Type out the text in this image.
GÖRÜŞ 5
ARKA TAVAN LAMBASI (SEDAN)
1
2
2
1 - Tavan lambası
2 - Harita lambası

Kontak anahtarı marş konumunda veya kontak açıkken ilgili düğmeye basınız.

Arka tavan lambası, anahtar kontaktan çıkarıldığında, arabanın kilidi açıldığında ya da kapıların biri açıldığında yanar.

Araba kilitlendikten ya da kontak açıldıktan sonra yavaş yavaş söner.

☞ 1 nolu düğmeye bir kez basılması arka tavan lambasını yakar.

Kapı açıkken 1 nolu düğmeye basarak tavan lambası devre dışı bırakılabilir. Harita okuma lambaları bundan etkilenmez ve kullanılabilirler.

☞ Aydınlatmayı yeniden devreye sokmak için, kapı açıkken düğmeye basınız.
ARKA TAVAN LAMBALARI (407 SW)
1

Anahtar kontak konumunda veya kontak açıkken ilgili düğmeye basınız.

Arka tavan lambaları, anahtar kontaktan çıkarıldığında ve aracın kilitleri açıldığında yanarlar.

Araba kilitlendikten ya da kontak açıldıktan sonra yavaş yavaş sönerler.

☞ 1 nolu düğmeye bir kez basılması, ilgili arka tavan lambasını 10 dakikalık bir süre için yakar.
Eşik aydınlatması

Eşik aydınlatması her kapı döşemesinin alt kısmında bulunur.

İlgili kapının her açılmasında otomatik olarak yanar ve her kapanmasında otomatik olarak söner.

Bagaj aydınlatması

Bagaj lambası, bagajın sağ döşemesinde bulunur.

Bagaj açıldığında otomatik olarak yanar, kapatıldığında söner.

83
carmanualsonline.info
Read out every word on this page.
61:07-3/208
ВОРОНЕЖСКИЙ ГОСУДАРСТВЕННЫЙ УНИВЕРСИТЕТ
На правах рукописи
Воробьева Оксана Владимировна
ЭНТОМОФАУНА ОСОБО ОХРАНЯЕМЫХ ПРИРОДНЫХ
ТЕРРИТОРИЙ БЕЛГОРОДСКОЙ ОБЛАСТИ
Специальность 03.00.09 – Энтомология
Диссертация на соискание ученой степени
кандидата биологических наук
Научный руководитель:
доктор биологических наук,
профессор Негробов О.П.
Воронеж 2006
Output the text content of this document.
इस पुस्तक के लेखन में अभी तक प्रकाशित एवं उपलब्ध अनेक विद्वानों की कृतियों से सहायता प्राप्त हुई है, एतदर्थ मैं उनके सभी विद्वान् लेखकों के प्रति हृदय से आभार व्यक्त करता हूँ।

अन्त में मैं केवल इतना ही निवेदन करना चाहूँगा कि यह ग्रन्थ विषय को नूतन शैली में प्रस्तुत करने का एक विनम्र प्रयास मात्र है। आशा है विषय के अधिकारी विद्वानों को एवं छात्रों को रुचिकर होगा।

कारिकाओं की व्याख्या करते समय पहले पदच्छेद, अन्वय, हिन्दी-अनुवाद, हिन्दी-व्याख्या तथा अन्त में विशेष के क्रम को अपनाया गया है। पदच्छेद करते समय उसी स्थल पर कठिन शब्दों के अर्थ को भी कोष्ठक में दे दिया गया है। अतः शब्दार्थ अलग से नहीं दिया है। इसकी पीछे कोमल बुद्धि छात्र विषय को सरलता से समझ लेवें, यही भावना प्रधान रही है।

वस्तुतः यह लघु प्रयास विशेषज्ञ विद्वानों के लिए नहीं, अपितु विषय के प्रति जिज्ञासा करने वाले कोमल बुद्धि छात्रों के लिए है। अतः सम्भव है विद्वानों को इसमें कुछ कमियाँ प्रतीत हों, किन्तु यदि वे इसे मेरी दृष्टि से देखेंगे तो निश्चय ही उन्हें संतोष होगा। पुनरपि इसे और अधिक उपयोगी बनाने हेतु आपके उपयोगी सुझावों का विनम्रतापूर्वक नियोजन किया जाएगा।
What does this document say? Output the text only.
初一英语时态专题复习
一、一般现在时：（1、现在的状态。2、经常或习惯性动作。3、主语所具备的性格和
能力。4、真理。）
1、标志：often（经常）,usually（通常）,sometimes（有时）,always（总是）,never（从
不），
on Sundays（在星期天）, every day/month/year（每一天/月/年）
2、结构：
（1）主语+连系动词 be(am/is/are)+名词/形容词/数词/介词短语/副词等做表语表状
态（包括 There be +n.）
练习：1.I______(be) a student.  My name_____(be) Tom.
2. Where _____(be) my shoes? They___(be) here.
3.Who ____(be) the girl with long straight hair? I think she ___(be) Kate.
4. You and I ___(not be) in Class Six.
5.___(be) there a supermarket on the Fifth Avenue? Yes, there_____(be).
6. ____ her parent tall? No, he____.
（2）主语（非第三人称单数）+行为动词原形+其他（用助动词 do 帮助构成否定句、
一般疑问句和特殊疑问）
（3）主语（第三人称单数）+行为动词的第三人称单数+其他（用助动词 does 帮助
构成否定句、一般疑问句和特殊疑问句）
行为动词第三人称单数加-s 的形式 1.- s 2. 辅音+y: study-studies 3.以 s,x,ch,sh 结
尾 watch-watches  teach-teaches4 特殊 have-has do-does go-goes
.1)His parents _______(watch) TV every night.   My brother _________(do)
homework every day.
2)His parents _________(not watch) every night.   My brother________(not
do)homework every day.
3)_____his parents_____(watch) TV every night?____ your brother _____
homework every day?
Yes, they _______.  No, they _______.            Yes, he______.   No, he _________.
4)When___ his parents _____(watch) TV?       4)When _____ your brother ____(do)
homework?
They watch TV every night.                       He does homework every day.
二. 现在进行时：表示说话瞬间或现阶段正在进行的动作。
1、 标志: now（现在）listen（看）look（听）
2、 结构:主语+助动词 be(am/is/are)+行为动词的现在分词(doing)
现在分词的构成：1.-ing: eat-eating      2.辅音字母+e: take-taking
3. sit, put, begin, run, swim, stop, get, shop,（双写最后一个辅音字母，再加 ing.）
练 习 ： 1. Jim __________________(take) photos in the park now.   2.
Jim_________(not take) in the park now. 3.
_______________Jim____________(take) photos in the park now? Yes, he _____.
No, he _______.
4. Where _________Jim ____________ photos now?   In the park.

------------------------------------

Required work:
In the material above, show every line where the word "konumunda" turns up.

Response to this task:
Kontak anahtarı marş konumunda veya kontak açıkken ilgili düğmeye basınız.
Anahtar kontak konumunda veya kontak açıkken ilgili düğmeye basınız.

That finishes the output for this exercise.